WRITTEN TASK >> Give back each entry unchanged, minus pictures.

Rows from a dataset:
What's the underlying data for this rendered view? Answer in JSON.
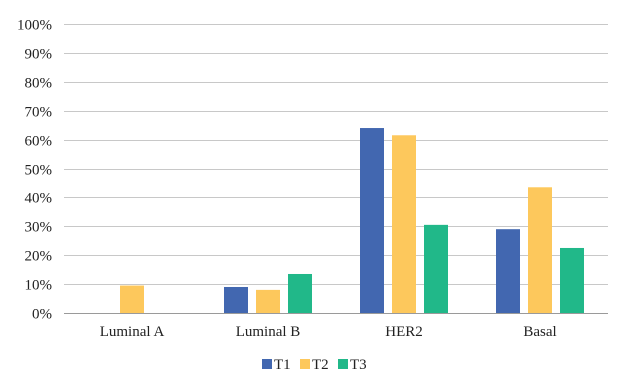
{
  "chart_data": {
    "type": "bar",
    "title": "",
    "xlabel": "",
    "ylabel": "",
    "categories": [
      "Luminal A",
      "Luminal B",
      "HER2",
      "Basal"
    ],
    "series": [
      {
        "name": "T1",
        "color": "#4267b0",
        "values": [
          0,
          9,
          64,
          29
        ]
      },
      {
        "name": "T2",
        "color": "#fdc85c",
        "values": [
          9.5,
          8,
          61.5,
          43.5
        ]
      },
      {
        "name": "T3",
        "color": "#21b889",
        "values": [
          0,
          13.5,
          30.5,
          22.5
        ]
      }
    ],
    "ylim": [
      0,
      100
    ],
    "yticks": [
      0,
      10,
      20,
      30,
      40,
      50,
      60,
      70,
      80,
      90,
      100
    ],
    "yticklabels": [
      "0%",
      "10%",
      "20%",
      "30%",
      "40%",
      "50%",
      "60%",
      "70%",
      "80%",
      "90%",
      "100%"
    ],
    "grid": true,
    "legend_position": "bottom"
  }
}
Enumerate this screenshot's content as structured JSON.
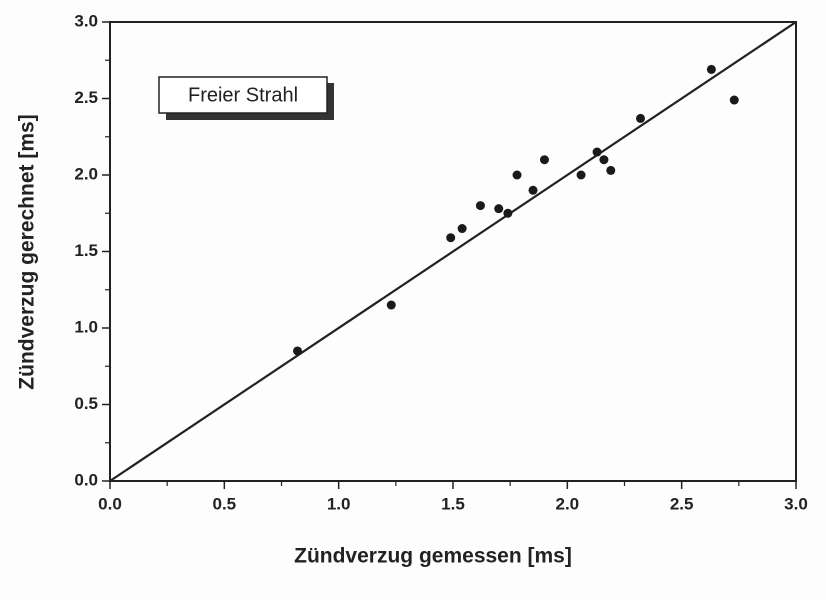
{
  "chart_data": {
    "type": "scatter",
    "xlabel": "Zündverzug gemessen [ms]",
    "ylabel": "Zündverzug gerechnet [ms]",
    "annotation": "Freier Strahl",
    "x": [
      0.82,
      1.23,
      1.49,
      1.54,
      1.62,
      1.7,
      1.74,
      1.78,
      1.85,
      1.9,
      2.06,
      2.13,
      2.16,
      2.19,
      2.32,
      2.63,
      2.73
    ],
    "values": [
      0.85,
      1.15,
      1.59,
      1.65,
      1.8,
      1.78,
      1.75,
      2.0,
      1.9,
      2.1,
      2.0,
      2.15,
      2.1,
      2.03,
      2.37,
      2.69,
      2.49
    ],
    "color": "#1a1a1a",
    "reference_line": {
      "x": [
        0,
        3
      ],
      "y": [
        0,
        3
      ]
    },
    "xlim": [
      0,
      3
    ],
    "ylim": [
      0,
      3
    ],
    "xticks": [
      {
        "value": 0,
        "label": "0.0"
      },
      0.5,
      {
        "value": 1,
        "label": "1.0"
      },
      1.5,
      {
        "value": 2,
        "label": "2.0"
      },
      2.5,
      {
        "value": 3,
        "label": "3.0"
      }
    ],
    "yticks": [
      {
        "value": 0,
        "label": "0.0"
      },
      0.5,
      {
        "value": 1,
        "label": "1.0"
      },
      1.5,
      {
        "value": 2,
        "label": "2.0"
      },
      2.5,
      {
        "value": 3,
        "label": "3.0"
      }
    ],
    "xminorticks": [
      0.25,
      0.75,
      1.25,
      1.75,
      2.25,
      2.75
    ],
    "yminorticks": [
      0.25,
      0.75,
      1.25,
      1.75,
      2.25,
      2.75
    ]
  }
}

SOLVED EXERCISE >>
What's the underlying data for this rendered view? Answer in JSON.
{
  "chart_data": {
    "type": "bar",
    "title": "",
    "xlabel": "",
    "ylabel": "",
    "categories": [
      "Luminal A",
      "Luminal B",
      "HER2",
      "Basal"
    ],
    "series": [
      {
        "name": "T1",
        "color": "#4267b0",
        "values": [
          0,
          9,
          64,
          29
        ]
      },
      {
        "name": "T2",
        "color": "#fdc85c",
        "values": [
          9.5,
          8,
          61.5,
          43.5
        ]
      },
      {
        "name": "T3",
        "color": "#21b889",
        "values": [
          0,
          13.5,
          30.5,
          22.5
        ]
      }
    ],
    "ylim": [
      0,
      100
    ],
    "yticks": [
      0,
      10,
      20,
      30,
      40,
      50,
      60,
      70,
      80,
      90,
      100
    ],
    "yticklabels": [
      "0%",
      "10%",
      "20%",
      "30%",
      "40%",
      "50%",
      "60%",
      "70%",
      "80%",
      "90%",
      "100%"
    ],
    "grid": true,
    "legend_position": "bottom"
  }
}
Enumerate this screenshot's content as structured JSON.
{
  "chart_data": {
    "type": "scatter",
    "xlabel": "Zündverzug gemessen [ms]",
    "ylabel": "Zündverzug gerechnet [ms]",
    "annotation": "Freier Strahl",
    "x": [
      0.82,
      1.23,
      1.49,
      1.54,
      1.62,
      1.7,
      1.74,
      1.78,
      1.85,
      1.9,
      2.06,
      2.13,
      2.16,
      2.19,
      2.32,
      2.63,
      2.73
    ],
    "values": [
      0.85,
      1.15,
      1.59,
      1.65,
      1.8,
      1.78,
      1.75,
      2.0,
      1.9,
      2.1,
      2.0,
      2.15,
      2.1,
      2.03,
      2.37,
      2.69,
      2.49
    ],
    "color": "#1a1a1a",
    "reference_line": {
      "x": [
        0,
        3
      ],
      "y": [
        0,
        3
      ]
    },
    "xlim": [
      0,
      3
    ],
    "ylim": [
      0,
      3
    ],
    "xticks": [
      {
        "value": 0,
        "label": "0.0"
      },
      0.5,
      {
        "value": 1,
        "label": "1.0"
      },
      1.5,
      {
        "value": 2,
        "label": "2.0"
      },
      2.5,
      {
        "value": 3,
        "label": "3.0"
      }
    ],
    "yticks": [
      {
        "value": 0,
        "label": "0.0"
      },
      0.5,
      {
        "value": 1,
        "label": "1.0"
      },
      1.5,
      {
        "value": 2,
        "label": "2.0"
      },
      2.5,
      {
        "value": 3,
        "label": "3.0"
      }
    ],
    "xminorticks": [
      0.25,
      0.75,
      1.25,
      1.75,
      2.25,
      2.75
    ],
    "yminorticks": [
      0.25,
      0.75,
      1.25,
      1.75,
      2.25,
      2.75
    ]
  }
}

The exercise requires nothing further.